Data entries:

────────

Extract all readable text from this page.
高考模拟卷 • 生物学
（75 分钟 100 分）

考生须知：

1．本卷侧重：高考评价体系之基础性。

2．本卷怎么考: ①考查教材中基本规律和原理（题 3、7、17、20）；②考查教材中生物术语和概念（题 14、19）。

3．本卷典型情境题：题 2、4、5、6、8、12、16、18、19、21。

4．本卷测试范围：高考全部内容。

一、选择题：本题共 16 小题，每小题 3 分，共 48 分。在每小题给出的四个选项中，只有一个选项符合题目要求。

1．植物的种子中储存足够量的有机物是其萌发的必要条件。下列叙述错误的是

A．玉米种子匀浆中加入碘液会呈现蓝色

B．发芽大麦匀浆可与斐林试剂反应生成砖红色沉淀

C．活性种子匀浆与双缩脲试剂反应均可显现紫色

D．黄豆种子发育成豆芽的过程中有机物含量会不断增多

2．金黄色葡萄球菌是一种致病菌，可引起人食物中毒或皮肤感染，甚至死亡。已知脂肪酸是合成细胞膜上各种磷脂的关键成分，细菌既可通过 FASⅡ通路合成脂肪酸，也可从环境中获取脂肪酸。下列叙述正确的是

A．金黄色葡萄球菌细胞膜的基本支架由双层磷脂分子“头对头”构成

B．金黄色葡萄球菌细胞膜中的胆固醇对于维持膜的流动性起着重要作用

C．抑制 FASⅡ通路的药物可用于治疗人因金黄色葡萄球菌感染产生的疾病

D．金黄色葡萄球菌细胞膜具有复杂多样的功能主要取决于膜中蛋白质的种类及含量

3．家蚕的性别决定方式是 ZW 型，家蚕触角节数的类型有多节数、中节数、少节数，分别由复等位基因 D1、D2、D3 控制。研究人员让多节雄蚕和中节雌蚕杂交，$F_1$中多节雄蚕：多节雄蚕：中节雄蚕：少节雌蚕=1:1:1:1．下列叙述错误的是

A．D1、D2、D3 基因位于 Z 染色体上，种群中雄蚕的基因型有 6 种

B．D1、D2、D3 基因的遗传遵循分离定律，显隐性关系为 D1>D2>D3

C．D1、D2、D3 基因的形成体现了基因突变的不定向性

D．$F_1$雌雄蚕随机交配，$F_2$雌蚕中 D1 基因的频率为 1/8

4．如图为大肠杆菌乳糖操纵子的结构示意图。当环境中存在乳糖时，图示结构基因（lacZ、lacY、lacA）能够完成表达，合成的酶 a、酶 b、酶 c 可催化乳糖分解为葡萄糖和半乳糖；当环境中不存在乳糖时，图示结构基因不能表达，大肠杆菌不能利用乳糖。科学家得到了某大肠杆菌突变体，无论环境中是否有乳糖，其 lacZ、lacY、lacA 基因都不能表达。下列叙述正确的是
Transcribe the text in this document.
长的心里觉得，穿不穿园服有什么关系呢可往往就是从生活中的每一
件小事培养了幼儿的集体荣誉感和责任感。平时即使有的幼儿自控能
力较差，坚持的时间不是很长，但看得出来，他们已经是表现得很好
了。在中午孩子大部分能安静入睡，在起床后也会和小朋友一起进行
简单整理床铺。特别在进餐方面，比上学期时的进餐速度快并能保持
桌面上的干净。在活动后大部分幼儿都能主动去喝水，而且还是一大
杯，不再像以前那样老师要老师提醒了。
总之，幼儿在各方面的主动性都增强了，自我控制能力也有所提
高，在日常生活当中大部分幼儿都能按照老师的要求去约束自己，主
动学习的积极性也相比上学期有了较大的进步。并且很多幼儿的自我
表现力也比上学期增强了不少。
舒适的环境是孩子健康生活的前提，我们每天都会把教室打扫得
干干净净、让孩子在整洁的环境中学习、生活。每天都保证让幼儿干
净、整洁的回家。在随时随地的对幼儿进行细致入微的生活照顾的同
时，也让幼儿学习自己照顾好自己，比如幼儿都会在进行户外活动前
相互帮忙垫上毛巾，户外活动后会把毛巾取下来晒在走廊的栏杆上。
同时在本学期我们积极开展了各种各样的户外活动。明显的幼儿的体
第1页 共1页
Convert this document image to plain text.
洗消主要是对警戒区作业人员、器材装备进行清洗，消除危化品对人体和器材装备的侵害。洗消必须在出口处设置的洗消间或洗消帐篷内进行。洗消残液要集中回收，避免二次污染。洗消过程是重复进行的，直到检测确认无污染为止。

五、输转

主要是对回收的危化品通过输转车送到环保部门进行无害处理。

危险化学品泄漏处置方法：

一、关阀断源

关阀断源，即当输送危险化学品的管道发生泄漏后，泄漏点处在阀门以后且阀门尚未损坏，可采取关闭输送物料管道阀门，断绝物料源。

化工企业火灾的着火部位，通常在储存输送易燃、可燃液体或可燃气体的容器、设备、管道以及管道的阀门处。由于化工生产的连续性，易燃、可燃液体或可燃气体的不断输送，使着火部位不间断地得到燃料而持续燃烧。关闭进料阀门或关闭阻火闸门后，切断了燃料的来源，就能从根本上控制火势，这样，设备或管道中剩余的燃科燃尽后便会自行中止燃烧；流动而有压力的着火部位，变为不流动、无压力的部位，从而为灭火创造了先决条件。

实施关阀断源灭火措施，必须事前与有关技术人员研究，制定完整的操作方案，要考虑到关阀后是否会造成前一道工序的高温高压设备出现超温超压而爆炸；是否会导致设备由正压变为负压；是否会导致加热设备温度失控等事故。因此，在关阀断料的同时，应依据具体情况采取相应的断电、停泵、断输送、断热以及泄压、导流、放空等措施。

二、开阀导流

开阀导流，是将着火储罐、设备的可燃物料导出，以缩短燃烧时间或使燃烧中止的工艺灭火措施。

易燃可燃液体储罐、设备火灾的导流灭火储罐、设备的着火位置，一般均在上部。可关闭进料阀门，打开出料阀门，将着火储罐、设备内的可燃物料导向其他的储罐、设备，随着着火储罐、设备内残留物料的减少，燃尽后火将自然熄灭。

────────

Using the material above, report each line where "this" occurs.

### Task result
Extract all readable text from this page.
Transcribe the text in this document.
Convert this document image to plain text.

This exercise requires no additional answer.